## WHAT YOU SHOULD DO
Say how many lines in the records include the string "this", adding no other words.

== GIVEN DATA

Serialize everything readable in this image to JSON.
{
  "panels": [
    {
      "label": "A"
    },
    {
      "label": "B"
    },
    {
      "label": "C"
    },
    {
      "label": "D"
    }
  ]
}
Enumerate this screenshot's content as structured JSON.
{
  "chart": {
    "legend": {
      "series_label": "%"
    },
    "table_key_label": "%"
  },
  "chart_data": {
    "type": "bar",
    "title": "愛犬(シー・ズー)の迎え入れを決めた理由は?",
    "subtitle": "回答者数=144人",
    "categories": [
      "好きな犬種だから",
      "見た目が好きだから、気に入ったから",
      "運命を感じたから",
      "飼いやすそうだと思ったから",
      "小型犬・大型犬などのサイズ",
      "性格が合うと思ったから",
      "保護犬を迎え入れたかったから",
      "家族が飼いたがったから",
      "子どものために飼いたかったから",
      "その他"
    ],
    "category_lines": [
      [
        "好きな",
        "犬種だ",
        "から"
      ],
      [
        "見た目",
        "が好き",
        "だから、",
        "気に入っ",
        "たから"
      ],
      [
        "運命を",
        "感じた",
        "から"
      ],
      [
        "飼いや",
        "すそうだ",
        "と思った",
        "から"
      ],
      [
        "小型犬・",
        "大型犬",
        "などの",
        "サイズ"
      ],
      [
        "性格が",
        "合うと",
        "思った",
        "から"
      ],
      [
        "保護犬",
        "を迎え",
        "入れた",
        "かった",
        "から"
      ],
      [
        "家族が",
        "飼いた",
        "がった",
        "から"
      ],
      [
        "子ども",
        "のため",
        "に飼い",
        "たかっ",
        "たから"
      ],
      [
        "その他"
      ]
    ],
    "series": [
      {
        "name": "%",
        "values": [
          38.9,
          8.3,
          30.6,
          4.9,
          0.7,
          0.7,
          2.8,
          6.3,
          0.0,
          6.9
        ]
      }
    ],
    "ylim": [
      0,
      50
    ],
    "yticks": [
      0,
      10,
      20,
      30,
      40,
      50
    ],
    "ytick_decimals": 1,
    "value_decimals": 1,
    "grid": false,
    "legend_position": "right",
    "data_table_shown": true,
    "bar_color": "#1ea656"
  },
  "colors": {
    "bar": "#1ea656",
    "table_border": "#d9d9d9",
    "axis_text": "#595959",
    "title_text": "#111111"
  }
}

====

## IN RESPONSE
2